• _Do this_
Copy each line with the word "between" in it.

• _Records to use_
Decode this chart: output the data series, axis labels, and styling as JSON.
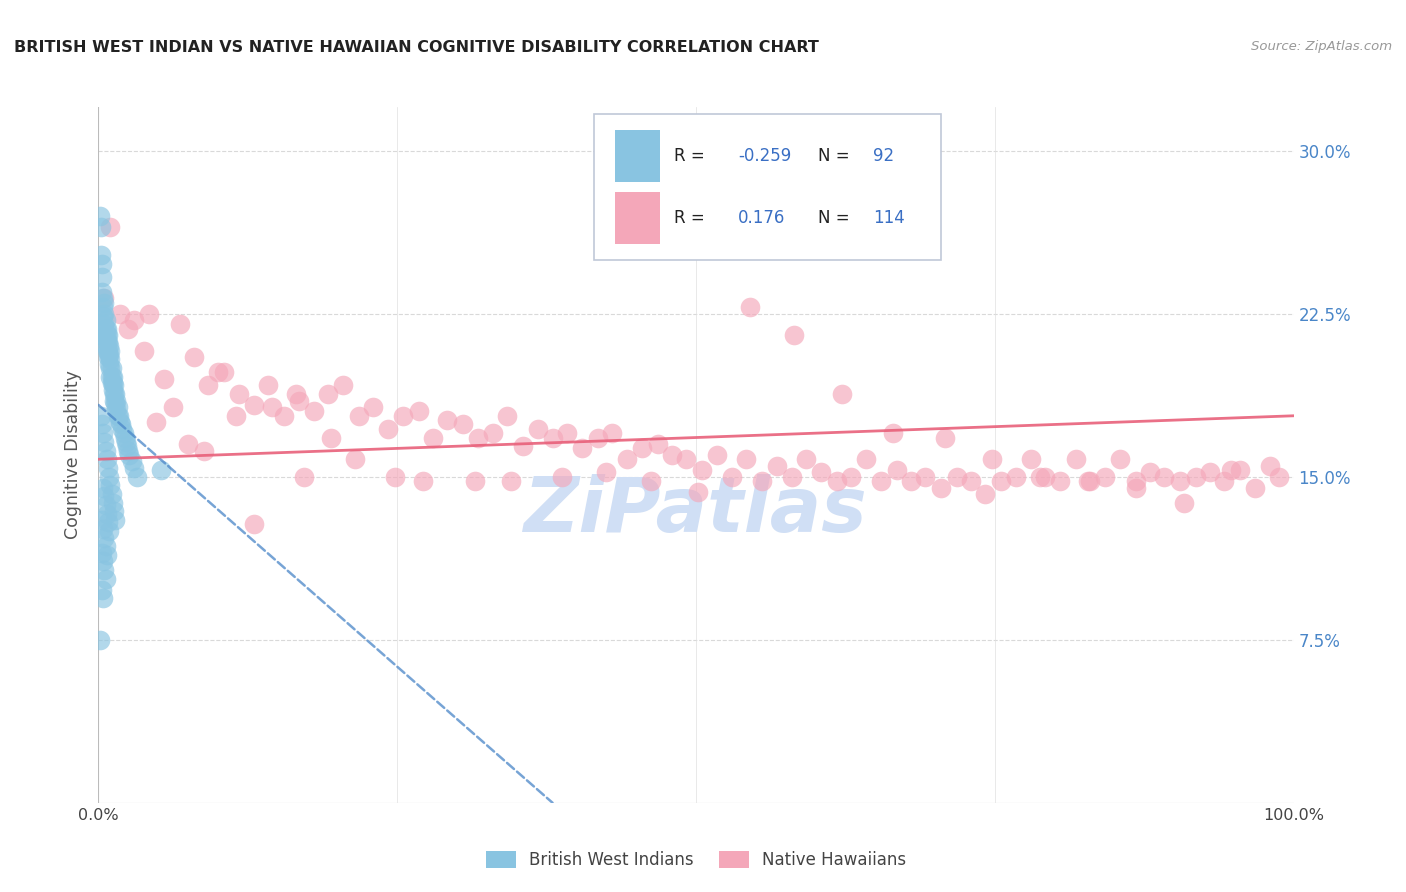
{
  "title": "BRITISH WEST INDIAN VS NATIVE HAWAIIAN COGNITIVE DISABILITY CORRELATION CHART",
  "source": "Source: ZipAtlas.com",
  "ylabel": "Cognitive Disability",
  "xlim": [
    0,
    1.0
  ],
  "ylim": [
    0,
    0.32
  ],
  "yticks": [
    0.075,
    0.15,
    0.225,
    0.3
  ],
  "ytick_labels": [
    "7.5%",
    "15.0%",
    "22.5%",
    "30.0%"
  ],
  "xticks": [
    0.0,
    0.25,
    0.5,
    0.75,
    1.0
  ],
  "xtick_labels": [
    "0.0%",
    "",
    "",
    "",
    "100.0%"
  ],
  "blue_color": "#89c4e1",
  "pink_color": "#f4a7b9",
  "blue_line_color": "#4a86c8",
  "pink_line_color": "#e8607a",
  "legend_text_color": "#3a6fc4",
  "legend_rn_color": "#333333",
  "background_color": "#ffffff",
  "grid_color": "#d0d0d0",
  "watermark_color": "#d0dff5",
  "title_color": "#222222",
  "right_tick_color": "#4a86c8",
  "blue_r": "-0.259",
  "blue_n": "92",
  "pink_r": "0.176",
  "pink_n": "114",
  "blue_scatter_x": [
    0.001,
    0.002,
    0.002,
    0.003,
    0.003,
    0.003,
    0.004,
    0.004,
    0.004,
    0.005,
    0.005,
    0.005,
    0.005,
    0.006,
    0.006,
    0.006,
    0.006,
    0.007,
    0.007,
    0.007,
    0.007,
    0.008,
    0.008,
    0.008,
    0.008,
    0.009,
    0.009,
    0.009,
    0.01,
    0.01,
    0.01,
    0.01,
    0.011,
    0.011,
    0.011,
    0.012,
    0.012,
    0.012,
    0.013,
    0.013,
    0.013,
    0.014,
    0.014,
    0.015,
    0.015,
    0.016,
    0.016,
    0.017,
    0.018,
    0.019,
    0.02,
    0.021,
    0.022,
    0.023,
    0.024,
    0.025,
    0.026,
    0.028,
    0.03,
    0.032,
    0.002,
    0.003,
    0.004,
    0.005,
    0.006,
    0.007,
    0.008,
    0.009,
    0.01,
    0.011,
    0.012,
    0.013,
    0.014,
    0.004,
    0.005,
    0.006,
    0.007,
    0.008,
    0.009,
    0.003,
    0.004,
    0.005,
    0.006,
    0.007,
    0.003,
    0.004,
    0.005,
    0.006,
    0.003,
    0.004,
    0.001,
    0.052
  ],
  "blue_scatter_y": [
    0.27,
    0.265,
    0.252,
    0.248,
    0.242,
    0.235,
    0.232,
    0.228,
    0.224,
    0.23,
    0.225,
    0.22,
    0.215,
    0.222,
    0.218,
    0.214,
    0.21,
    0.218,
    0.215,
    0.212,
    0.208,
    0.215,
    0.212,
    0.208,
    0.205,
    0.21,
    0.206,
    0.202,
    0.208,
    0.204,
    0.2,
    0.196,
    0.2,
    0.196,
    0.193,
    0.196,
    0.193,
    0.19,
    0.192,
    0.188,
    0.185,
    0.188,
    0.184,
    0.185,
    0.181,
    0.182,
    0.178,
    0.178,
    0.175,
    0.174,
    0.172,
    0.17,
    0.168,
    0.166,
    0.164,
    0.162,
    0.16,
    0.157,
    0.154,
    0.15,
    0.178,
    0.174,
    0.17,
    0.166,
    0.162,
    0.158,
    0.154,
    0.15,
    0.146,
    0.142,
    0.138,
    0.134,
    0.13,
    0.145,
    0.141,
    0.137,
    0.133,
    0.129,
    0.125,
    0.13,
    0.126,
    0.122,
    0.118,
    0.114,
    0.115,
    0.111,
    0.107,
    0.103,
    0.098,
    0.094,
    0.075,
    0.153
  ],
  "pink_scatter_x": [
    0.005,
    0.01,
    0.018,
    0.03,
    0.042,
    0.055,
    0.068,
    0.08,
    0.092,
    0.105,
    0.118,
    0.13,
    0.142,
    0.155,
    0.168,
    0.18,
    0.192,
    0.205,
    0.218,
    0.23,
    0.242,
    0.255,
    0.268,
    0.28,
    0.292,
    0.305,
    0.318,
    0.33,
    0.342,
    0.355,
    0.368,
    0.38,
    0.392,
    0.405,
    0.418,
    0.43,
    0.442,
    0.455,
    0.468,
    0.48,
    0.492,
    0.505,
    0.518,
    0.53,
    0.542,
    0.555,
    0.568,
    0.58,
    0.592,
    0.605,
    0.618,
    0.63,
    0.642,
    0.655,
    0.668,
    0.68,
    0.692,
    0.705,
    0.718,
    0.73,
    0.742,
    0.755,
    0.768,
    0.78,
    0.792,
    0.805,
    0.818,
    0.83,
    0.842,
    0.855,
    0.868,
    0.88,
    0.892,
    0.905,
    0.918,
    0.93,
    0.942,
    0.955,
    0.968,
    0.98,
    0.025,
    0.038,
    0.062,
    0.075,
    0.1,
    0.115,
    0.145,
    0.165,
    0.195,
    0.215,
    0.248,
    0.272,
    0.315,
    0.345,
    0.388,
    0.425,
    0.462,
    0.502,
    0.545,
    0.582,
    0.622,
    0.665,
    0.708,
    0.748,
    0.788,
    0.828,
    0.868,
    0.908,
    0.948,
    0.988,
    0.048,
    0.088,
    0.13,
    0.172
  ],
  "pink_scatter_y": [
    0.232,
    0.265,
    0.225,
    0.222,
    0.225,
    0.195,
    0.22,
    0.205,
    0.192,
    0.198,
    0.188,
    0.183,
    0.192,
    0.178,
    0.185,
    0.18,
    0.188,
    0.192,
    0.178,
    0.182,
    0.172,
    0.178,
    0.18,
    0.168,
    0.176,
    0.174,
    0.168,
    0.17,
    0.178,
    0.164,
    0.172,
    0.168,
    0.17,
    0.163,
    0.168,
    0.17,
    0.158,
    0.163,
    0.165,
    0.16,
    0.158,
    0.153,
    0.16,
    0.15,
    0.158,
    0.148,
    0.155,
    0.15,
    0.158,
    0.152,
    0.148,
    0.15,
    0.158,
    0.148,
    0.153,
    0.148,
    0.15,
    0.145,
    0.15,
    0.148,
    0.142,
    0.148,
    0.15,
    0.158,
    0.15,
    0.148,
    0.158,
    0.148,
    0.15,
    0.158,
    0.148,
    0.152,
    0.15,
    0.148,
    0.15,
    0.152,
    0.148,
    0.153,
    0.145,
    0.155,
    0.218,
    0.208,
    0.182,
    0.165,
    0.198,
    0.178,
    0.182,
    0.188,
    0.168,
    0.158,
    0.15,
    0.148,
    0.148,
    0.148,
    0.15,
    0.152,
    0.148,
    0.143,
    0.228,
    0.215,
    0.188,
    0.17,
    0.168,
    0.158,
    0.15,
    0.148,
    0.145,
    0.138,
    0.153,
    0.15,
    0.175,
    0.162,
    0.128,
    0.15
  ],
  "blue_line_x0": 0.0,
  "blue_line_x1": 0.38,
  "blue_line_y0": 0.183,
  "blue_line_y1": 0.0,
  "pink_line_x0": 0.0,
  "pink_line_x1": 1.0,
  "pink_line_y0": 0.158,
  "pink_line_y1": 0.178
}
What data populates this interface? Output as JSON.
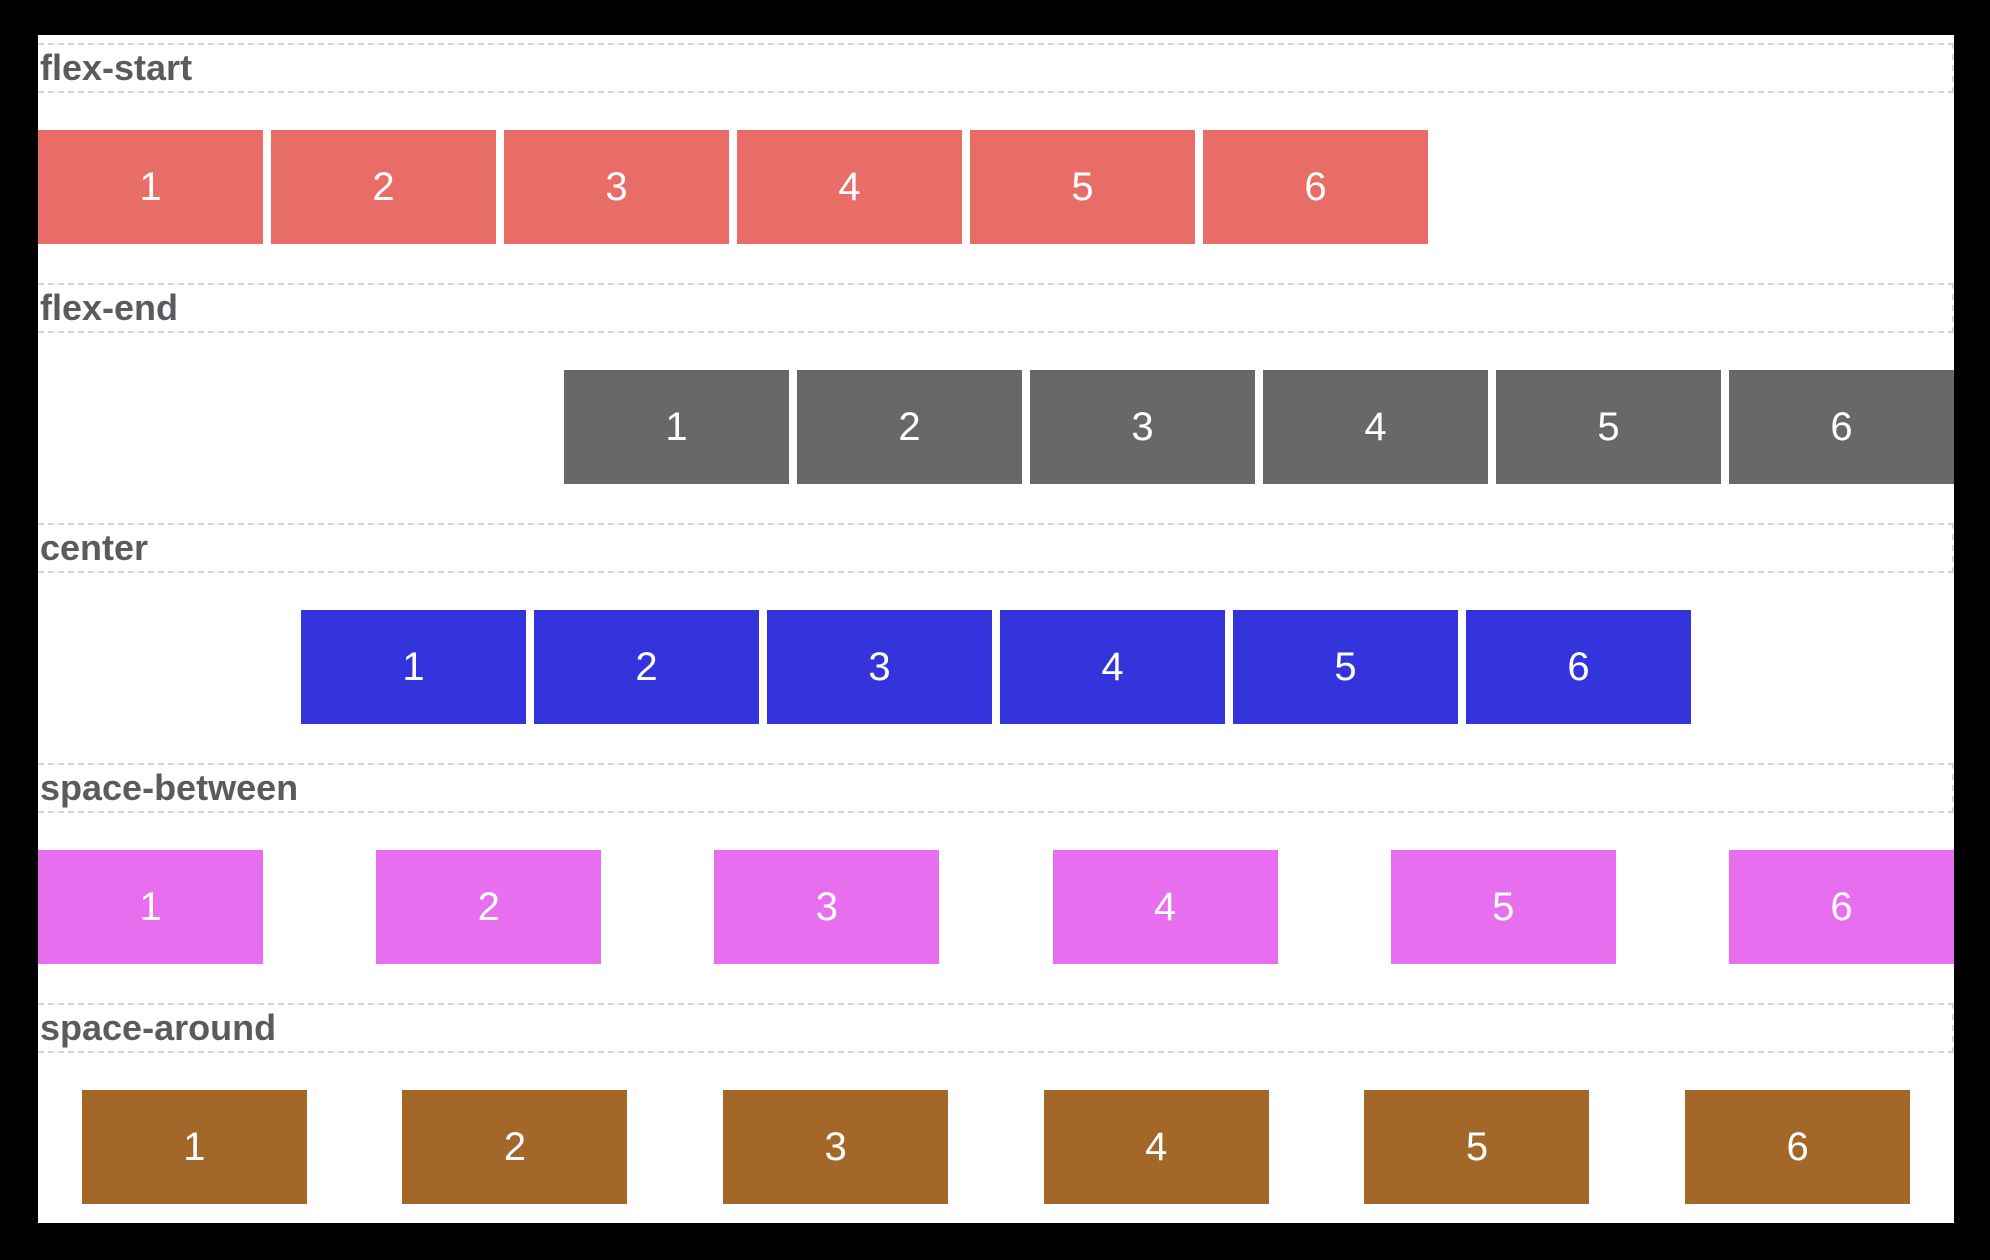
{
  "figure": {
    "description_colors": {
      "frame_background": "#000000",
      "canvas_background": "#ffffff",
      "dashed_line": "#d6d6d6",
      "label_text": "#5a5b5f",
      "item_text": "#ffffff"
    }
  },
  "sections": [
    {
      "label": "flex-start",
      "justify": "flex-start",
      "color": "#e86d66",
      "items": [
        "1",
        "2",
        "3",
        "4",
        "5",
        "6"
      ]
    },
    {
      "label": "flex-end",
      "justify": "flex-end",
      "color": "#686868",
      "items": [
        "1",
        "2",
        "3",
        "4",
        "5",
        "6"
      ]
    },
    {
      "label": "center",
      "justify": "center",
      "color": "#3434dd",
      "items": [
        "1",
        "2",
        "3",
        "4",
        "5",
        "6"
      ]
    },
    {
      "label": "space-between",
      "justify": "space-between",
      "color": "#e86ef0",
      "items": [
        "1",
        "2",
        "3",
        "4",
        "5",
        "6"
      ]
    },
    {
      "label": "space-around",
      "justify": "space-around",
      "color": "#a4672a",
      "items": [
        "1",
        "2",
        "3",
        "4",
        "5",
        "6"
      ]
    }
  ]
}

• _Task solution_
      "label": "space-between",
      "justify": "space-between",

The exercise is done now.